* WORK TO BE COMPLETED: The full set of entries below needs to be written out exactly.

[Extracted data entries]
--------

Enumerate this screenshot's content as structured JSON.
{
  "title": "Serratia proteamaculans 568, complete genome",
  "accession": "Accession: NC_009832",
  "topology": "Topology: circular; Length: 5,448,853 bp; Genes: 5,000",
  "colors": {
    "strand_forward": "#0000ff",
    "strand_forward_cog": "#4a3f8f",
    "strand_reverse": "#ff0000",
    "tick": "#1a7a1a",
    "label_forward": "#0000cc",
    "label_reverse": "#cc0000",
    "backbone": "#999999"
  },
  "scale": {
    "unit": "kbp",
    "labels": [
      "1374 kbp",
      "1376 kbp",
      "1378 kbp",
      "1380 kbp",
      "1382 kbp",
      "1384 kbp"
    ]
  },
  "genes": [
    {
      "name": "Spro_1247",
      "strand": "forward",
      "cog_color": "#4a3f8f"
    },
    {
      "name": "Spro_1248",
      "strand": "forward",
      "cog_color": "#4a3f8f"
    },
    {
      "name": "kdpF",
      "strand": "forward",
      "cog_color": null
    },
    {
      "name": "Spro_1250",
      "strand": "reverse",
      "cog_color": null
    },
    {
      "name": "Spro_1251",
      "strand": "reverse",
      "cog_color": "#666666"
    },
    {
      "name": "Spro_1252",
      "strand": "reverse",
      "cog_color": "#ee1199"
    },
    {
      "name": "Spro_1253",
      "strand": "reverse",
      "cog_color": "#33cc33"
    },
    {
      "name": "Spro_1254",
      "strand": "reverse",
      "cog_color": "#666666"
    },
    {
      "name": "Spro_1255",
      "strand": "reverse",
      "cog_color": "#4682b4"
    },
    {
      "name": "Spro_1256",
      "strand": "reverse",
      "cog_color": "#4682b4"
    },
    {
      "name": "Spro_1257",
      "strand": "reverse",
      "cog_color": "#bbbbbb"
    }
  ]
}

--------

* SOLUTION TO THIS PROBLEM:
Enumerate this screenshot's content as structured JSON.
{
  "title": "Serratia proteamaculans 568, complete genome",
  "accession": "Accession: NC_009832",
  "topology": "Topology: circular; Length: 5,448,853 bp; Genes: 5,000",
  "colors": {
    "strand_forward": "#0000ff",
    "strand_forward_cog": "#4a3f8f",
    "strand_reverse": "#ff0000",
    "tick": "#1a7a1a",
    "label_forward": "#0000cc",
    "label_reverse": "#cc0000",
    "backbone": "#999999"
  },
  "scale": {
    "unit": "kbp",
    "labels": [
      "1374 kbp",
      "1376 kbp",
      "1378 kbp",
      "1380 kbp",
      "1382 kbp",
      "1384 kbp"
    ]
  },
  "genes": [
    {
      "name": "Spro_1247",
      "strand": "forward",
      "cog_color": "#4a3f8f"
    },
    {
      "name": "Spro_1248",
      "strand": "forward",
      "cog_color": "#4a3f8f"
    },
    {
      "name": "kdpF",
      "strand": "forward",
      "cog_color": null
    },
    {
      "name": "Spro_1250",
      "strand": "reverse",
      "cog_color": null
    },
    {
      "name": "Spro_1251",
      "strand": "reverse",
      "cog_color": "#666666"
    },
    {
      "name": "Spro_1252",
      "strand": "reverse",
      "cog_color": "#ee1199"
    },
    {
      "name": "Spro_1253",
      "strand": "reverse",
      "cog_color": "#33cc33"
    },
    {
      "name": "Spro_1254",
      "strand": "reverse",
      "cog_color": "#666666"
    },
    {
      "name": "Spro_1255",
      "strand": "reverse",
      "cog_color": "#4682b4"
    },
    {
      "name": "Spro_1256",
      "strand": "reverse",
      "cog_color": "#4682b4"
    },
    {
      "name": "Spro_1257",
      "strand": "reverse",
      "cog_color": "#bbbbbb"
    }
  ]
}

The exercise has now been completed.